Filter these records by the string "dependence", copying each line that holds it.

**Dataset excerpts**
*** Begin section ***

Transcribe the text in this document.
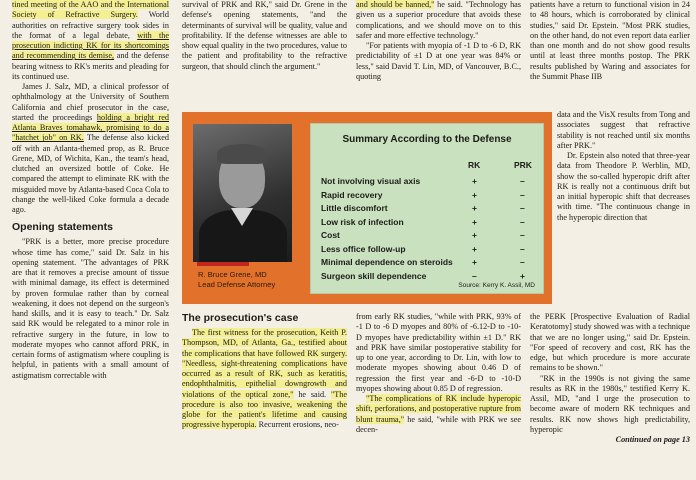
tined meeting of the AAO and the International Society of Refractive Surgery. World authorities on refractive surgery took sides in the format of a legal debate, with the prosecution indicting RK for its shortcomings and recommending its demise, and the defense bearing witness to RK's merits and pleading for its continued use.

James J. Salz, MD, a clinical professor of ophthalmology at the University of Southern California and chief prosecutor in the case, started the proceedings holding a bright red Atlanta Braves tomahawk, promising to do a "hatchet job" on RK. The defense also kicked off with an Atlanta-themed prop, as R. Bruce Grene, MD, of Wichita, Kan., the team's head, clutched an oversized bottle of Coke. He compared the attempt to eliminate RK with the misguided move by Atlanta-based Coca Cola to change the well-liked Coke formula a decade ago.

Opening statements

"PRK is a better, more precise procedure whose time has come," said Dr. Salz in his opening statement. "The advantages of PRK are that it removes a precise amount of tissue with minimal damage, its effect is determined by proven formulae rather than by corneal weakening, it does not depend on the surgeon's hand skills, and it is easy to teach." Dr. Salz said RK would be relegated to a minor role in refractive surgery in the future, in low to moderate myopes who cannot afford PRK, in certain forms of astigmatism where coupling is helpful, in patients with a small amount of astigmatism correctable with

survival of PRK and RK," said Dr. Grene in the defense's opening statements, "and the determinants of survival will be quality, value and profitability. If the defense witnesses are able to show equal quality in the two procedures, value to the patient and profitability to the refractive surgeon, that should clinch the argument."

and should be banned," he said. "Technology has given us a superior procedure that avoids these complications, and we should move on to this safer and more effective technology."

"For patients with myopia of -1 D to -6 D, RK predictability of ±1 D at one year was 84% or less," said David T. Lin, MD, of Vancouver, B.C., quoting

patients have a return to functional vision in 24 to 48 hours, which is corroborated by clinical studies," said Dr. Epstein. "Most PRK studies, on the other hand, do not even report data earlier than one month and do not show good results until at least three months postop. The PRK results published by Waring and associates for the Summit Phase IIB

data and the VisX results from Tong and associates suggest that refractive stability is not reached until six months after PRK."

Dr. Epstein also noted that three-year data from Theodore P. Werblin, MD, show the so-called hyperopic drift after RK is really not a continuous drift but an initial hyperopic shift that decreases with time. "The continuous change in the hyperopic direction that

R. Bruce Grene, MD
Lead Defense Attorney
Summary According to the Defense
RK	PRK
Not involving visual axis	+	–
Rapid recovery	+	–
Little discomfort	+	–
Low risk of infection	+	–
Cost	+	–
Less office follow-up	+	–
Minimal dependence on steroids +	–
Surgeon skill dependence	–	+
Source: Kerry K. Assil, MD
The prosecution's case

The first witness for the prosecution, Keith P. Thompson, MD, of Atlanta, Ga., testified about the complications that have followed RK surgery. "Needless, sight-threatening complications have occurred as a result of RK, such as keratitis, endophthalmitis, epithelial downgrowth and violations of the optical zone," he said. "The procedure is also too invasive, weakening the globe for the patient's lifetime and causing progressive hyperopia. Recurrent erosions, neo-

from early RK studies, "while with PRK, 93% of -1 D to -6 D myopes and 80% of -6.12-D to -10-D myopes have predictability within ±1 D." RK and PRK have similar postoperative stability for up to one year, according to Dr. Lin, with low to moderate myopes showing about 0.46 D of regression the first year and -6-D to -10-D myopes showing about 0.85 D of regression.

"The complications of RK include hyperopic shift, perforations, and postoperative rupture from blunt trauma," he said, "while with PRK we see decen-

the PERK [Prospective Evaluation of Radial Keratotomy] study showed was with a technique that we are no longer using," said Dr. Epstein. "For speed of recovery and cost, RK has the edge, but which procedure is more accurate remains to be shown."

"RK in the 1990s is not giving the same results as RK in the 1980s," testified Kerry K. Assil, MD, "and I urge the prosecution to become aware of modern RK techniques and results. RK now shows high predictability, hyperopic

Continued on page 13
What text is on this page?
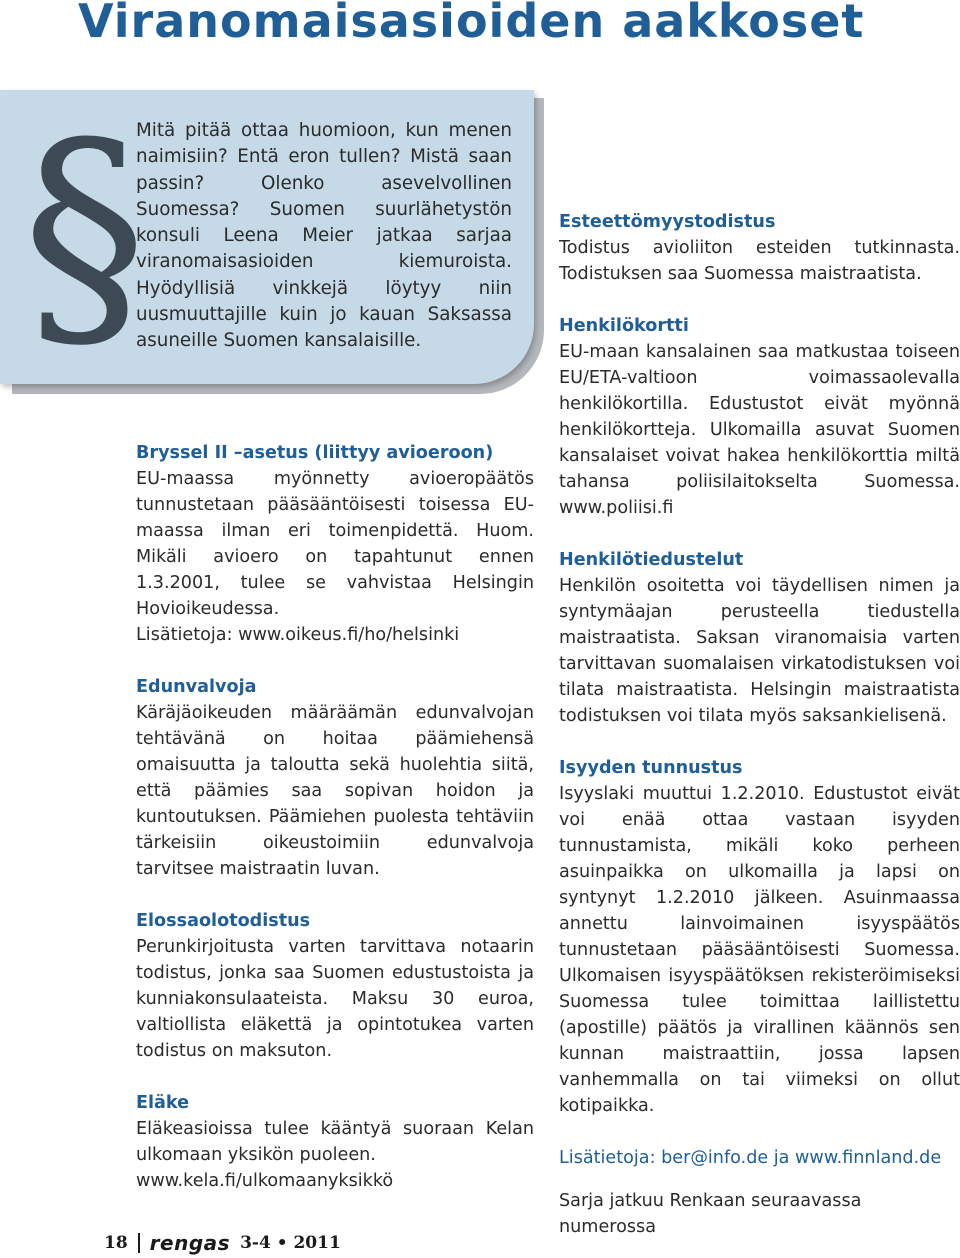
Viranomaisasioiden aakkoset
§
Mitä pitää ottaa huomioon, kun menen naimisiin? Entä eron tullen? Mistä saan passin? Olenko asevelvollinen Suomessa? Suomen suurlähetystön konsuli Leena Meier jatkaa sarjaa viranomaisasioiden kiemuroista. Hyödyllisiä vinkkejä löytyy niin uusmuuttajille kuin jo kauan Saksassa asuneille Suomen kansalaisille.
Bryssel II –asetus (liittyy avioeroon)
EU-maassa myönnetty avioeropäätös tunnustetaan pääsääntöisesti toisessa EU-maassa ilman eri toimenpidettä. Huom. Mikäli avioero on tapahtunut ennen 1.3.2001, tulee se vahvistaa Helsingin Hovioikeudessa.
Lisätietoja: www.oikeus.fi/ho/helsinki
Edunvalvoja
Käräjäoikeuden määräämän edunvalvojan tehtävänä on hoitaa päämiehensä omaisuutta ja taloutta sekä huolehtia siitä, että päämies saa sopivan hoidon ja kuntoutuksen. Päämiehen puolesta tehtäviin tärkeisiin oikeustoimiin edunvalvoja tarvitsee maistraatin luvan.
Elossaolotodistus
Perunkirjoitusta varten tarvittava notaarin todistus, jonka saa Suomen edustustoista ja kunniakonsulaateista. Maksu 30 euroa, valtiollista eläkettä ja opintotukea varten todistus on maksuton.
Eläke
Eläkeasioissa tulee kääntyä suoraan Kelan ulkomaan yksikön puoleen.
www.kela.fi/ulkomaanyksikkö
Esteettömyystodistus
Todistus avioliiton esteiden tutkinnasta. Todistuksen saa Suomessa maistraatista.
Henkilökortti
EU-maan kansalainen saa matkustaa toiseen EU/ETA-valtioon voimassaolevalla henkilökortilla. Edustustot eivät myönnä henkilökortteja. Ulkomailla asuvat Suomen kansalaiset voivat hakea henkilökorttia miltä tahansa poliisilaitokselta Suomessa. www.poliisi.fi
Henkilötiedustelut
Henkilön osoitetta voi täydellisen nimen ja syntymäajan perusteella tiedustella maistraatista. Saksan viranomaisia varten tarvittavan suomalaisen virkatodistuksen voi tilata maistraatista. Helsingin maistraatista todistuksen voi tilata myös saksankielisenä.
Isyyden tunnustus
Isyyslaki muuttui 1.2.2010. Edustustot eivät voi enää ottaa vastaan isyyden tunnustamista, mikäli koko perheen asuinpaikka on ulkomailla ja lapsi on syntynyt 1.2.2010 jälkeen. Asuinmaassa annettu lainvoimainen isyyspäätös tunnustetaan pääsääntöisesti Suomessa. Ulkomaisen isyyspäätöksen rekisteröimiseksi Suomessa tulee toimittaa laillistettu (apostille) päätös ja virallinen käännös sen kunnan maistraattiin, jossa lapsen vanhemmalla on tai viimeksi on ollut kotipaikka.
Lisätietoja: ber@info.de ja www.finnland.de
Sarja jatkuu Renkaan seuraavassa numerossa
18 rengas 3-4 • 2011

*** End section ***
*** Begin section ***

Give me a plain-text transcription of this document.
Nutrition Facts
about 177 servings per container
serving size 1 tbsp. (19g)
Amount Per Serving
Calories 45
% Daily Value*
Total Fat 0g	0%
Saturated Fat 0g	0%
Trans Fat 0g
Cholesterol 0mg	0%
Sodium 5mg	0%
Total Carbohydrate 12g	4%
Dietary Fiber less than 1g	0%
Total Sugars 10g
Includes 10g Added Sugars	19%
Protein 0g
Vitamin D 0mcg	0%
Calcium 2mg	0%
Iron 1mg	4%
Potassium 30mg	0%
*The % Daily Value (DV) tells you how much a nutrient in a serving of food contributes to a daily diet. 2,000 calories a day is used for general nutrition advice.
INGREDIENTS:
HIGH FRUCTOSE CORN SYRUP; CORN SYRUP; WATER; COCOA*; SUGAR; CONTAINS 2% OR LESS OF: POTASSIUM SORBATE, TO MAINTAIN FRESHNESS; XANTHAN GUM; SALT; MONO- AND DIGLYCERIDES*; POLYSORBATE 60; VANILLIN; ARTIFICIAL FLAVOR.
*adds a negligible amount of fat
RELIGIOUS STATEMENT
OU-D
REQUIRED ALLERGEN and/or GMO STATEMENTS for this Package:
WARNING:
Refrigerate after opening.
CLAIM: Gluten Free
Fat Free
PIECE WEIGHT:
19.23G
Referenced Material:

*** End section ***

**WRITTEN ANSWER**
Minimal dependence on steroids +	–
Surgeon skill dependence	–	+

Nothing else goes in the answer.